■ Task to carry out ■
Copy out the entries that come next, exactly.

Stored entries
BEGIN

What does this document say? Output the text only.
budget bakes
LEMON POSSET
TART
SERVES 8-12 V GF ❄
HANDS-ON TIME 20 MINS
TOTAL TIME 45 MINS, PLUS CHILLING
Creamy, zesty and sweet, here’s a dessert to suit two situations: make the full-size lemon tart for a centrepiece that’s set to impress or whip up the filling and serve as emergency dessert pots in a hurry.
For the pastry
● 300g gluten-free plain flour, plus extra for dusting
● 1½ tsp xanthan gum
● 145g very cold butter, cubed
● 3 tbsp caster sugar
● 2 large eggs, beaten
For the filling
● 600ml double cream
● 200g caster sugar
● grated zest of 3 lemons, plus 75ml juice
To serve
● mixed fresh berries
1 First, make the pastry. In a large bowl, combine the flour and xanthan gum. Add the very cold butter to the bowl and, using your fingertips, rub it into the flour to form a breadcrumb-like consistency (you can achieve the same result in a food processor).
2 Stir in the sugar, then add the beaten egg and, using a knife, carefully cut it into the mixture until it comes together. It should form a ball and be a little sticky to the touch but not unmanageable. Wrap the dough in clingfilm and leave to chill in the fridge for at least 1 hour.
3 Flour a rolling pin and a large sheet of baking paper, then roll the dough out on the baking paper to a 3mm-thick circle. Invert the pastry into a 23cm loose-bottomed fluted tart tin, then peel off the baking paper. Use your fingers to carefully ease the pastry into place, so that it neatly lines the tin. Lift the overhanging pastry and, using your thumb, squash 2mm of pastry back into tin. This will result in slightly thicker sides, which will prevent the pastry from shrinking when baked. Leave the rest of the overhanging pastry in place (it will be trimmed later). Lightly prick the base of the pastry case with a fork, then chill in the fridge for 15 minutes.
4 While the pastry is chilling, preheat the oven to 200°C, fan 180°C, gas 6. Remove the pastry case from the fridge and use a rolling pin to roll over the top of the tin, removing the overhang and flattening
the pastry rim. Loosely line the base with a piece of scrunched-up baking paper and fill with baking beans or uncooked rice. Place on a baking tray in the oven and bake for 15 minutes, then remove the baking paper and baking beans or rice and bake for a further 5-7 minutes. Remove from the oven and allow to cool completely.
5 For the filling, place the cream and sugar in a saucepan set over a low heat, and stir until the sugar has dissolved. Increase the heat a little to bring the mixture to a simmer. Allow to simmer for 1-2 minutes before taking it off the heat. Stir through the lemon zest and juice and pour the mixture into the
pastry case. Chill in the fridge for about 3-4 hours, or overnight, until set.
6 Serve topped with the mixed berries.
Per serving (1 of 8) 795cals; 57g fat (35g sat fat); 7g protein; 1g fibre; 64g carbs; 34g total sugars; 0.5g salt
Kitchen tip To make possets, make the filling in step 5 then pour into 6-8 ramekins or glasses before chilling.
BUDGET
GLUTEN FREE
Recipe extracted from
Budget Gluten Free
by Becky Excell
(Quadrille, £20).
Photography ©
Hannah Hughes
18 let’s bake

END

■ The answer ■
What does this document say? Output the text only.
budget bakes
LEMON POSSET
TART
SERVES 8-12 V GF ❄
HANDS-ON TIME 20 MINS
TOTAL TIME 45 MINS, PLUS CHILLING
Creamy, zesty and sweet, here’s a dessert to suit two situations: make the full-size lemon tart for a centrepiece that’s set to impress or whip up the filling and serve as emergency dessert pots in a hurry.
For the pastry
● 300g gluten-free plain flour, plus extra for dusting
● 1½ tsp xanthan gum
● 145g very cold butter, cubed
● 3 tbsp caster sugar
● 2 large eggs, beaten
For the filling
● 600ml double cream
● 200g caster sugar
● grated zest of 3 lemons, plus 75ml juice
To serve
● mixed fresh berries
1 First, make the pastry. In a large bowl, combine the flour and xanthan gum. Add the very cold butter to the bowl and, using your fingertips, rub it into the flour to form a breadcrumb-like consistency (you can achieve the same result in a food processor).
2 Stir in the sugar, then add the beaten egg and, using a knife, carefully cut it into the mixture until it comes together. It should form a ball and be a little sticky to the touch but not unmanageable. Wrap the dough in clingfilm and leave to chill in the fridge for at least 1 hour.
3 Flour a rolling pin and a large sheet of baking paper, then roll the dough out on the baking paper to a 3mm-thick circle. Invert the pastry into a 23cm loose-bottomed fluted tart tin, then peel off the baking paper. Use your fingers to carefully ease the pastry into place, so that it neatly lines the tin. Lift the overhanging pastry and, using your thumb, squash 2mm of pastry back into tin. This will result in slightly thicker sides, which will prevent the pastry from shrinking when baked. Leave the rest of the overhanging pastry in place (it will be trimmed later). Lightly prick the base of the pastry case with a fork, then chill in the fridge for 15 minutes.
4 While the pastry is chilling, preheat the oven to 200°C, fan 180°C, gas 6. Remove the pastry case from the fridge and use a rolling pin to roll over the top of the tin, removing the overhang and flattening
the pastry rim. Loosely line the base with a piece of scrunched-up baking paper and fill with baking beans or uncooked rice. Place on a baking tray in the oven and bake for 15 minutes, then remove the baking paper and baking beans or rice and bake for a further 5-7 minutes. Remove from the oven and allow to cool completely.
5 For the filling, place the cream and sugar in a saucepan set over a low heat, and stir until the sugar has dissolved. Increase the heat a little to bring the mixture to a simmer. Allow to simmer for 1-2 minutes before taking it off the heat. Stir through the lemon zest and juice and pour the mixture into the
pastry case. Chill in the fridge for about 3-4 hours, or overnight, until set.
6 Serve topped with the mixed berries.
Per serving (1 of 8) 795cals; 57g fat (35g sat fat); 7g protein; 1g fibre; 64g carbs; 34g total sugars; 0.5g salt
Kitchen tip To make possets, make the filling in step 5 then pour into 6-8 ramekins or glasses before chilling.
BUDGET
GLUTEN FREE
Recipe extracted from
Budget Gluten Free
by Becky Excell
(Quadrille, £20).
Photography ©
Hannah Hughes
18 let’s bake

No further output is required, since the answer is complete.